MATERIAL TO PROCESS -

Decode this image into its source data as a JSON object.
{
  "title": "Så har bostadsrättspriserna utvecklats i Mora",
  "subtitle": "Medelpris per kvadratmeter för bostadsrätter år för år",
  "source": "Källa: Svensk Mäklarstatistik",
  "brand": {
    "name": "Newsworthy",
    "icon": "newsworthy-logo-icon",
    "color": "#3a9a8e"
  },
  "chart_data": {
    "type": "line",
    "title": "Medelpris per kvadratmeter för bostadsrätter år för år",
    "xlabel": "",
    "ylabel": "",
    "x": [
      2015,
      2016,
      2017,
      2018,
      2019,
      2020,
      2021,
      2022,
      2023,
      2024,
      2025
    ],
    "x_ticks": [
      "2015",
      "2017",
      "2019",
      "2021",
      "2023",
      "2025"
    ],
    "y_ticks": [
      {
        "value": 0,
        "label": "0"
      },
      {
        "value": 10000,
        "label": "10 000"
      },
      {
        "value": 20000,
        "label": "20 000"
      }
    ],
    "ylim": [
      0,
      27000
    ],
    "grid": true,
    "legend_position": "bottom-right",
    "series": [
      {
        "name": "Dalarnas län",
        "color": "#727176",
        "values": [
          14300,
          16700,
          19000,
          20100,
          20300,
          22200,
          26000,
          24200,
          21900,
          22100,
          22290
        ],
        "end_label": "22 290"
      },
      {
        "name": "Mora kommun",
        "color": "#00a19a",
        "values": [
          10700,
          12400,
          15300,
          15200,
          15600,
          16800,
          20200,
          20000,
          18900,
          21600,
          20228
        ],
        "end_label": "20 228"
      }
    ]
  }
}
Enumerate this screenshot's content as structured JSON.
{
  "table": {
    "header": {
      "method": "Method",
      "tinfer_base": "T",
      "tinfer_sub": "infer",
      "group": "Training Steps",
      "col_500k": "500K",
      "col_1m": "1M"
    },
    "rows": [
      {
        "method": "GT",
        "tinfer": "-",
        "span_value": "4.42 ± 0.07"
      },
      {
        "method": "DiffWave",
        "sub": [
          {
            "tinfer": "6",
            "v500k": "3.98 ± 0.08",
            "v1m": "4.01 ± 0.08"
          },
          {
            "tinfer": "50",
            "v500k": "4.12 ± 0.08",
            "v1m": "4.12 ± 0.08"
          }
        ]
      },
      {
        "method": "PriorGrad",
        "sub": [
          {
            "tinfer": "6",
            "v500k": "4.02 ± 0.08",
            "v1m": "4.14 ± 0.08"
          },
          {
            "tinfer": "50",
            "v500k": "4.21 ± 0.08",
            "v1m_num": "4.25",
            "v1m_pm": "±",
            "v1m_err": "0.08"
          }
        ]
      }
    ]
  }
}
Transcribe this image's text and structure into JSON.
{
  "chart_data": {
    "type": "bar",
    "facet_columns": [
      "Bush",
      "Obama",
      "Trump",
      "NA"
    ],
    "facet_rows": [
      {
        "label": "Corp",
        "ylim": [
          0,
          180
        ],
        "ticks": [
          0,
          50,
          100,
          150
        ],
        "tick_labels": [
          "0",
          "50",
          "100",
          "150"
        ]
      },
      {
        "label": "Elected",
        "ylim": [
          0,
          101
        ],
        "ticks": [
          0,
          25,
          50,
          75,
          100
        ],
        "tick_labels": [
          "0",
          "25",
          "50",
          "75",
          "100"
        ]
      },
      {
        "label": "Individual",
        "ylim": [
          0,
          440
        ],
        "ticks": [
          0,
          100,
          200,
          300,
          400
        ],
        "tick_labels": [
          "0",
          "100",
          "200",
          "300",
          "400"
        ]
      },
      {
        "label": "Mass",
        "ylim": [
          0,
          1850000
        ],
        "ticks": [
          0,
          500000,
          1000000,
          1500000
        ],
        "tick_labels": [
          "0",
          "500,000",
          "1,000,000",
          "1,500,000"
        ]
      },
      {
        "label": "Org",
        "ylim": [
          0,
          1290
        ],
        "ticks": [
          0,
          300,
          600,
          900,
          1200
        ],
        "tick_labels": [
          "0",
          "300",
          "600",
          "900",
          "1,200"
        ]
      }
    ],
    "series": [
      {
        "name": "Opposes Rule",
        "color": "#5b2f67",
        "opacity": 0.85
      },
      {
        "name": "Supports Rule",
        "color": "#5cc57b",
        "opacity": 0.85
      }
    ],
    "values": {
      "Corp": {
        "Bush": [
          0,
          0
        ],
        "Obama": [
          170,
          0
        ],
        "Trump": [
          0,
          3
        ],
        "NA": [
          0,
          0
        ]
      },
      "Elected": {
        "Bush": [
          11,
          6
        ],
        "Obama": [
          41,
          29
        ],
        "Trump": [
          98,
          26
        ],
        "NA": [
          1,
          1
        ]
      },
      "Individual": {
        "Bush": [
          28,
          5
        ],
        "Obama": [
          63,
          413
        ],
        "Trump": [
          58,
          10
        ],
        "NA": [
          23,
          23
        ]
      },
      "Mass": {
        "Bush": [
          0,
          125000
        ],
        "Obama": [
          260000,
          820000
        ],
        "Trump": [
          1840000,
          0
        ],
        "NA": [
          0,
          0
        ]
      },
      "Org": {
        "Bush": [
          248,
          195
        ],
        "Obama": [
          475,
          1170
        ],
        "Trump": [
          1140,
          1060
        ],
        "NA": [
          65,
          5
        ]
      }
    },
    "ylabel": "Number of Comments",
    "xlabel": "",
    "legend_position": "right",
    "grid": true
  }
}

WRITTEN REQUEST - Please repeat the listing exactly, with nothing left out.

RESPONSE TO THE TASK -
Decode this image into its source data as a JSON object.
{
  "title": "Så har bostadsrättspriserna utvecklats i Mora",
  "subtitle": "Medelpris per kvadratmeter för bostadsrätter år för år",
  "source": "Källa: Svensk Mäklarstatistik",
  "brand": {
    "name": "Newsworthy",
    "icon": "newsworthy-logo-icon",
    "color": "#3a9a8e"
  },
  "chart_data": {
    "type": "line",
    "title": "Medelpris per kvadratmeter för bostadsrätter år för år",
    "xlabel": "",
    "ylabel": "",
    "x": [
      2015,
      2016,
      2017,
      2018,
      2019,
      2020,
      2021,
      2022,
      2023,
      2024,
      2025
    ],
    "x_ticks": [
      "2015",
      "2017",
      "2019",
      "2021",
      "2023",
      "2025"
    ],
    "y_ticks": [
      {
        "value": 0,
        "label": "0"
      },
      {
        "value": 10000,
        "label": "10 000"
      },
      {
        "value": 20000,
        "label": "20 000"
      }
    ],
    "ylim": [
      0,
      27000
    ],
    "grid": true,
    "legend_position": "bottom-right",
    "series": [
      {
        "name": "Dalarnas län",
        "color": "#727176",
        "values": [
          14300,
          16700,
          19000,
          20100,
          20300,
          22200,
          26000,
          24200,
          21900,
          22100,
          22290
        ],
        "end_label": "22 290"
      },
      {
        "name": "Mora kommun",
        "color": "#00a19a",
        "values": [
          10700,
          12400,
          15300,
          15200,
          15600,
          16800,
          20200,
          20000,
          18900,
          21600,
          20228
        ],
        "end_label": "20 228"
      }
    ]
  }
}
Enumerate this screenshot's content as structured JSON.
{
  "table": {
    "header": {
      "method": "Method",
      "tinfer_base": "T",
      "tinfer_sub": "infer",
      "group": "Training Steps",
      "col_500k": "500K",
      "col_1m": "1M"
    },
    "rows": [
      {
        "method": "GT",
        "tinfer": "-",
        "span_value": "4.42 ± 0.07"
      },
      {
        "method": "DiffWave",
        "sub": [
          {
            "tinfer": "6",
            "v500k": "3.98 ± 0.08",
            "v1m": "4.01 ± 0.08"
          },
          {
            "tinfer": "50",
            "v500k": "4.12 ± 0.08",
            "v1m": "4.12 ± 0.08"
          }
        ]
      },
      {
        "method": "PriorGrad",
        "sub": [
          {
            "tinfer": "6",
            "v500k": "4.02 ± 0.08",
            "v1m": "4.14 ± 0.08"
          },
          {
            "tinfer": "50",
            "v500k": "4.21 ± 0.08",
            "v1m_num": "4.25",
            "v1m_pm": "±",
            "v1m_err": "0.08"
          }
        ]
      }
    ]
  }
}
Transcribe this image's text and structure into JSON.
{
  "chart_data": {
    "type": "bar",
    "facet_columns": [
      "Bush",
      "Obama",
      "Trump",
      "NA"
    ],
    "facet_rows": [
      {
        "label": "Corp",
        "ylim": [
          0,
          180
        ],
        "ticks": [
          0,
          50,
          100,
          150
        ],
        "tick_labels": [
          "0",
          "50",
          "100",
          "150"
        ]
      },
      {
        "label": "Elected",
        "ylim": [
          0,
          101
        ],
        "ticks": [
          0,
          25,
          50,
          75,
          100
        ],
        "tick_labels": [
          "0",
          "25",
          "50",
          "75",
          "100"
        ]
      },
      {
        "label": "Individual",
        "ylim": [
          0,
          440
        ],
        "ticks": [
          0,
          100,
          200,
          300,
          400
        ],
        "tick_labels": [
          "0",
          "100",
          "200",
          "300",
          "400"
        ]
      },
      {
        "label": "Mass",
        "ylim": [
          0,
          1850000
        ],
        "ticks": [
          0,
          500000,
          1000000,
          1500000
        ],
        "tick_labels": [
          "0",
          "500,000",
          "1,000,000",
          "1,500,000"
        ]
      },
      {
        "label": "Org",
        "ylim": [
          0,
          1290
        ],
        "ticks": [
          0,
          300,
          600,
          900,
          1200
        ],
        "tick_labels": [
          "0",
          "300",
          "600",
          "900",
          "1,200"
        ]
      }
    ],
    "series": [
      {
        "name": "Opposes Rule",
        "color": "#5b2f67",
        "opacity": 0.85
      },
      {
        "name": "Supports Rule",
        "color": "#5cc57b",
        "opacity": 0.85
      }
    ],
    "values": {
      "Corp": {
        "Bush": [
          0,
          0
        ],
        "Obama": [
          170,
          0
        ],
        "Trump": [
          0,
          3
        ],
        "NA": [
          0,
          0
        ]
      },
      "Elected": {
        "Bush": [
          11,
          6
        ],
        "Obama": [
          41,
          29
        ],
        "Trump": [
          98,
          26
        ],
        "NA": [
          1,
          1
        ]
      },
      "Individual": {
        "Bush": [
          28,
          5
        ],
        "Obama": [
          63,
          413
        ],
        "Trump": [
          58,
          10
        ],
        "NA": [
          23,
          23
        ]
      },
      "Mass": {
        "Bush": [
          0,
          125000
        ],
        "Obama": [
          260000,
          820000
        ],
        "Trump": [
          1840000,
          0
        ],
        "NA": [
          0,
          0
        ]
      },
      "Org": {
        "Bush": [
          248,
          195
        ],
        "Obama": [
          475,
          1170
        ],
        "Trump": [
          1140,
          1060
        ],
        "NA": [
          65,
          5
        ]
      }
    },
    "ylabel": "Number of Comments",
    "xlabel": "",
    "legend_position": "right",
    "grid": true
  }
}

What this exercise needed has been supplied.